TASK STATEMENT. Reproduce the entire listing word for word.
*-*-*
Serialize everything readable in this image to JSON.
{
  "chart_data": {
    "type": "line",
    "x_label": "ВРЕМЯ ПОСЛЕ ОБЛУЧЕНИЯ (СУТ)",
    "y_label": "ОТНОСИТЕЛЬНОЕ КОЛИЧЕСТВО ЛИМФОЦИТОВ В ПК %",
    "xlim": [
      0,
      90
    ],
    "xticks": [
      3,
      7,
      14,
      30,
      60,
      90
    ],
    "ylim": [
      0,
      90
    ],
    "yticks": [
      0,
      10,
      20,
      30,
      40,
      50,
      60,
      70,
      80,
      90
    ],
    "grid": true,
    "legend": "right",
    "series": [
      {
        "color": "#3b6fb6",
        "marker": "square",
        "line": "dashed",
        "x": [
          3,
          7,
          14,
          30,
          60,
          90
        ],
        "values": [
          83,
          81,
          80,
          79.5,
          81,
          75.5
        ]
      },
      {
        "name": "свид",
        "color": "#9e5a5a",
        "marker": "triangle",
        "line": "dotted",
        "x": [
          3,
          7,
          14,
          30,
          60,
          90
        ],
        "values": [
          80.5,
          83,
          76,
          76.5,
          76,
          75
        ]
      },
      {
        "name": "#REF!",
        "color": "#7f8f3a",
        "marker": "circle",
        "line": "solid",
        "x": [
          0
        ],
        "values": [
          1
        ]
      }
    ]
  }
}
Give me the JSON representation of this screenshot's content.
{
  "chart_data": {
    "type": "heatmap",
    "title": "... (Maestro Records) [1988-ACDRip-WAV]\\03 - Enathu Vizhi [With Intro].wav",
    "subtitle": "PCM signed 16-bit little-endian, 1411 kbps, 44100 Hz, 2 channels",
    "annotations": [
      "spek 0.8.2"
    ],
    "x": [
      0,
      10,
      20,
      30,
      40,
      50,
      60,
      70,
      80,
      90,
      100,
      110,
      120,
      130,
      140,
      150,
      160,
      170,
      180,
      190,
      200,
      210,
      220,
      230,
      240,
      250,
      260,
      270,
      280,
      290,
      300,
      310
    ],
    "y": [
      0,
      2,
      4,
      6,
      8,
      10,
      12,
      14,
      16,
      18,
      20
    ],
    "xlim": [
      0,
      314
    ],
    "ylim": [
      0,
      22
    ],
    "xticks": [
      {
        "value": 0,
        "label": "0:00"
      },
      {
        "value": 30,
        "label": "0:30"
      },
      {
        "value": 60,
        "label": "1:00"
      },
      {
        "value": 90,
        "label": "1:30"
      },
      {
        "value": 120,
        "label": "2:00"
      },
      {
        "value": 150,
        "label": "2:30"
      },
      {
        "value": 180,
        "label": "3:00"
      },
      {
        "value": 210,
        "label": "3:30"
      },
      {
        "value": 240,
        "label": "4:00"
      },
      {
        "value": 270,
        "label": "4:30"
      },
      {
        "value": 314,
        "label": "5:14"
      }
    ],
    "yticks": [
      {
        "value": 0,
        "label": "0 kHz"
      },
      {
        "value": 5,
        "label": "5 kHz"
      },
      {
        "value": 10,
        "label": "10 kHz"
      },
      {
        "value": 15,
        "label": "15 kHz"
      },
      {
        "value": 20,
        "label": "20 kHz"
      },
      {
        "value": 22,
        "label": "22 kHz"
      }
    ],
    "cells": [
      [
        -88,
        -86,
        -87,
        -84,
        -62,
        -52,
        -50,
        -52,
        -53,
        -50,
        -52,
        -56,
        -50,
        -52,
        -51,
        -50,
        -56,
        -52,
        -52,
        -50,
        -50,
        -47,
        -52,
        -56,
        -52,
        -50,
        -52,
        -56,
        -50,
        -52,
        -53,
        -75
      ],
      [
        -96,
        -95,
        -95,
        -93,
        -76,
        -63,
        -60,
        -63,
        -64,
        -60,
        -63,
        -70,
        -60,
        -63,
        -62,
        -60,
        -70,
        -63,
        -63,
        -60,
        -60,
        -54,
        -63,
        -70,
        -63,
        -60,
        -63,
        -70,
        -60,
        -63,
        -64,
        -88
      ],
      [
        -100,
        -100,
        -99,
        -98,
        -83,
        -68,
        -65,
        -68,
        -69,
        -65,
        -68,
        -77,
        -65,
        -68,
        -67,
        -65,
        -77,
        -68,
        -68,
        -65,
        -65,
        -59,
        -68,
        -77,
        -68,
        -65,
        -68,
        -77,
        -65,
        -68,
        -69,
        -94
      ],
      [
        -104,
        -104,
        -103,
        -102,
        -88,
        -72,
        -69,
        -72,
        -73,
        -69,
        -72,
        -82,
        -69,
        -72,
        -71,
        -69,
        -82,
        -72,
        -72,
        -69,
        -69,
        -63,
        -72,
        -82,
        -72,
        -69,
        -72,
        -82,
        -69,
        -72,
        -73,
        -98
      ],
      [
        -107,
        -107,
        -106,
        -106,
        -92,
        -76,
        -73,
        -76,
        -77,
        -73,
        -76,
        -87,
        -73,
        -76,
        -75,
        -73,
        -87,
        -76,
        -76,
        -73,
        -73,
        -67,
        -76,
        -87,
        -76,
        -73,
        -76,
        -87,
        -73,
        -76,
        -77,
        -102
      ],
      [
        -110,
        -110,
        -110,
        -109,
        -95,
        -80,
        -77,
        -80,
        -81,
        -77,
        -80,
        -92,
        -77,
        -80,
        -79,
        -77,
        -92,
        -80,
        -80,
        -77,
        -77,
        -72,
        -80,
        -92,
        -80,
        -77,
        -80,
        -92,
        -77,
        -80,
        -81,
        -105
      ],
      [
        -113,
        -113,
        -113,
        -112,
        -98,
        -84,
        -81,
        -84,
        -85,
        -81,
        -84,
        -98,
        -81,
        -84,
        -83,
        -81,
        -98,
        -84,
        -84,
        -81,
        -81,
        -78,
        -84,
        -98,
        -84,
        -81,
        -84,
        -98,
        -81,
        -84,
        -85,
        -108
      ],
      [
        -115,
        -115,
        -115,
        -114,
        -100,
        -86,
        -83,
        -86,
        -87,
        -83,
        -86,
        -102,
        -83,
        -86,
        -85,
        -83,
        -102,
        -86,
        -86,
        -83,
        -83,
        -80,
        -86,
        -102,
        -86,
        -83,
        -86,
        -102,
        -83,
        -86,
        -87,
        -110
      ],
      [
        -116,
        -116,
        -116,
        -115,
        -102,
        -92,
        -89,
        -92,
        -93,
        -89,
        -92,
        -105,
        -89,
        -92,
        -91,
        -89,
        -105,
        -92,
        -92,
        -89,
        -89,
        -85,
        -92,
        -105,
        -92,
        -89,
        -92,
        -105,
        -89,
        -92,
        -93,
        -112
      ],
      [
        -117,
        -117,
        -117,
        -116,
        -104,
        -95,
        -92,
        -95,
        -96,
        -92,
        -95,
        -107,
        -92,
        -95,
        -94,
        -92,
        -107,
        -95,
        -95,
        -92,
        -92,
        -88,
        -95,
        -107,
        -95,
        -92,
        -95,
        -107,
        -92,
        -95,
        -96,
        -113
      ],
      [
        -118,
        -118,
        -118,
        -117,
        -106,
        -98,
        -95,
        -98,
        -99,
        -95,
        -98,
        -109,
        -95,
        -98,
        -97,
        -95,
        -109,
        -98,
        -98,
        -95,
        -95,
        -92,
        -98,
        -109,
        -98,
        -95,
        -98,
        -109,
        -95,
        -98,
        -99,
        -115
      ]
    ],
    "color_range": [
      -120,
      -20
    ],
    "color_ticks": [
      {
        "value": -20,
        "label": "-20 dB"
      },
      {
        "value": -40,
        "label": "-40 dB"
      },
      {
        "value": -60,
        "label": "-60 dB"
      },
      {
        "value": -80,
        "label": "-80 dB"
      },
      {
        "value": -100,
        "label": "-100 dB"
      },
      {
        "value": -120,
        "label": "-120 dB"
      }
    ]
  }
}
*-*-*
PROBLEM SOLUTION.
Serialize everything readable in this image to JSON.
{
  "chart_data": {
    "type": "line",
    "x_label": "ВРЕМЯ ПОСЛЕ ОБЛУЧЕНИЯ (СУТ)",
    "y_label": "ОТНОСИТЕЛЬНОЕ КОЛИЧЕСТВО ЛИМФОЦИТОВ В ПК %",
    "xlim": [
      0,
      90
    ],
    "xticks": [
      3,
      7,
      14,
      30,
      60,
      90
    ],
    "ylim": [
      0,
      90
    ],
    "yticks": [
      0,
      10,
      20,
      30,
      40,
      50,
      60,
      70,
      80,
      90
    ],
    "grid": true,
    "legend": "right",
    "series": [
      {
        "color": "#3b6fb6",
        "marker": "square",
        "line": "dashed",
        "x": [
          3,
          7,
          14,
          30,
          60,
          90
        ],
        "values": [
          83,
          81,
          80,
          79.5,
          81,
          75.5
        ]
      },
      {
        "name": "свид",
        "color": "#9e5a5a",
        "marker": "triangle",
        "line": "dotted",
        "x": [
          3,
          7,
          14,
          30,
          60,
          90
        ],
        "values": [
          80.5,
          83,
          76,
          76.5,
          76,
          75
        ]
      },
      {
        "name": "#REF!",
        "color": "#7f8f3a",
        "marker": "circle",
        "line": "solid",
        "x": [
          0
        ],
        "values": [
          1
        ]
      }
    ]
  }
}
Give me the JSON representation of this screenshot's content.
{
  "chart_data": {
    "type": "heatmap",
    "title": "... (Maestro Records) [1988-ACDRip-WAV]\\03 - Enathu Vizhi [With Intro].wav",
    "subtitle": "PCM signed 16-bit little-endian, 1411 kbps, 44100 Hz, 2 channels",
    "annotations": [
      "spek 0.8.2"
    ],
    "x": [
      0,
      10,
      20,
      30,
      40,
      50,
      60,
      70,
      80,
      90,
      100,
      110,
      120,
      130,
      140,
      150,
      160,
      170,
      180,
      190,
      200,
      210,
      220,
      230,
      240,
      250,
      260,
      270,
      280,
      290,
      300,
      310
    ],
    "y": [
      0,
      2,
      4,
      6,
      8,
      10,
      12,
      14,
      16,
      18,
      20
    ],
    "xlim": [
      0,
      314
    ],
    "ylim": [
      0,
      22
    ],
    "xticks": [
      {
        "value": 0,
        "label": "0:00"
      },
      {
        "value": 30,
        "label": "0:30"
      },
      {
        "value": 60,
        "label": "1:00"
      },
      {
        "value": 90,
        "label": "1:30"
      },
      {
        "value": 120,
        "label": "2:00"
      },
      {
        "value": 150,
        "label": "2:30"
      },
      {
        "value": 180,
        "label": "3:00"
      },
      {
        "value": 210,
        "label": "3:30"
      },
      {
        "value": 240,
        "label": "4:00"
      },
      {
        "value": 270,
        "label": "4:30"
      },
      {
        "value": 314,
        "label": "5:14"
      }
    ],
    "yticks": [
      {
        "value": 0,
        "label": "0 kHz"
      },
      {
        "value": 5,
        "label": "5 kHz"
      },
      {
        "value": 10,
        "label": "10 kHz"
      },
      {
        "value": 15,
        "label": "15 kHz"
      },
      {
        "value": 20,
        "label": "20 kHz"
      },
      {
        "value": 22,
        "label": "22 kHz"
      }
    ],
    "cells": [
      [
        -88,
        -86,
        -87,
        -84,
        -62,
        -52,
        -50,
        -52,
        -53,
        -50,
        -52,
        -56,
        -50,
        -52,
        -51,
        -50,
        -56,
        -52,
        -52,
        -50,
        -50,
        -47,
        -52,
        -56,
        -52,
        -50,
        -52,
        -56,
        -50,
        -52,
        -53,
        -75
      ],
      [
        -96,
        -95,
        -95,
        -93,
        -76,
        -63,
        -60,
        -63,
        -64,
        -60,
        -63,
        -70,
        -60,
        -63,
        -62,
        -60,
        -70,
        -63,
        -63,
        -60,
        -60,
        -54,
        -63,
        -70,
        -63,
        -60,
        -63,
        -70,
        -60,
        -63,
        -64,
        -88
      ],
      [
        -100,
        -100,
        -99,
        -98,
        -83,
        -68,
        -65,
        -68,
        -69,
        -65,
        -68,
        -77,
        -65,
        -68,
        -67,
        -65,
        -77,
        -68,
        -68,
        -65,
        -65,
        -59,
        -68,
        -77,
        -68,
        -65,
        -68,
        -77,
        -65,
        -68,
        -69,
        -94
      ],
      [
        -104,
        -104,
        -103,
        -102,
        -88,
        -72,
        -69,
        -72,
        -73,
        -69,
        -72,
        -82,
        -69,
        -72,
        -71,
        -69,
        -82,
        -72,
        -72,
        -69,
        -69,
        -63,
        -72,
        -82,
        -72,
        -69,
        -72,
        -82,
        -69,
        -72,
        -73,
        -98
      ],
      [
        -107,
        -107,
        -106,
        -106,
        -92,
        -76,
        -73,
        -76,
        -77,
        -73,
        -76,
        -87,
        -73,
        -76,
        -75,
        -73,
        -87,
        -76,
        -76,
        -73,
        -73,
        -67,
        -76,
        -87,
        -76,
        -73,
        -76,
        -87,
        -73,
        -76,
        -77,
        -102
      ],
      [
        -110,
        -110,
        -110,
        -109,
        -95,
        -80,
        -77,
        -80,
        -81,
        -77,
        -80,
        -92,
        -77,
        -80,
        -79,
        -77,
        -92,
        -80,
        -80,
        -77,
        -77,
        -72,
        -80,
        -92,
        -80,
        -77,
        -80,
        -92,
        -77,
        -80,
        -81,
        -105
      ],
      [
        -113,
        -113,
        -113,
        -112,
        -98,
        -84,
        -81,
        -84,
        -85,
        -81,
        -84,
        -98,
        -81,
        -84,
        -83,
        -81,
        -98,
        -84,
        -84,
        -81,
        -81,
        -78,
        -84,
        -98,
        -84,
        -81,
        -84,
        -98,
        -81,
        -84,
        -85,
        -108
      ],
      [
        -115,
        -115,
        -115,
        -114,
        -100,
        -86,
        -83,
        -86,
        -87,
        -83,
        -86,
        -102,
        -83,
        -86,
        -85,
        -83,
        -102,
        -86,
        -86,
        -83,
        -83,
        -80,
        -86,
        -102,
        -86,
        -83,
        -86,
        -102,
        -83,
        -86,
        -87,
        -110
      ],
      [
        -116,
        -116,
        -116,
        -115,
        -102,
        -92,
        -89,
        -92,
        -93,
        -89,
        -92,
        -105,
        -89,
        -92,
        -91,
        -89,
        -105,
        -92,
        -92,
        -89,
        -89,
        -85,
        -92,
        -105,
        -92,
        -89,
        -92,
        -105,
        -89,
        -92,
        -93,
        -112
      ],
      [
        -117,
        -117,
        -117,
        -116,
        -104,
        -95,
        -92,
        -95,
        -96,
        -92,
        -95,
        -107,
        -92,
        -95,
        -94,
        -92,
        -107,
        -95,
        -95,
        -92,
        -92,
        -88,
        -95,
        -107,
        -95,
        -92,
        -95,
        -107,
        -92,
        -95,
        -96,
        -113
      ],
      [
        -118,
        -118,
        -118,
        -117,
        -106,
        -98,
        -95,
        -98,
        -99,
        -95,
        -98,
        -109,
        -95,
        -98,
        -97,
        -95,
        -109,
        -98,
        -98,
        -95,
        -95,
        -92,
        -98,
        -109,
        -98,
        -95,
        -98,
        -109,
        -95,
        -98,
        -99,
        -115
      ]
    ],
    "color_range": [
      -120,
      -20
    ],
    "color_ticks": [
      {
        "value": -20,
        "label": "-20 dB"
      },
      {
        "value": -40,
        "label": "-40 dB"
      },
      {
        "value": -60,
        "label": "-60 dB"
      },
      {
        "value": -80,
        "label": "-80 dB"
      },
      {
        "value": -100,
        "label": "-100 dB"
      },
      {
        "value": -120,
        "label": "-120 dB"
      }
    ]
  }
}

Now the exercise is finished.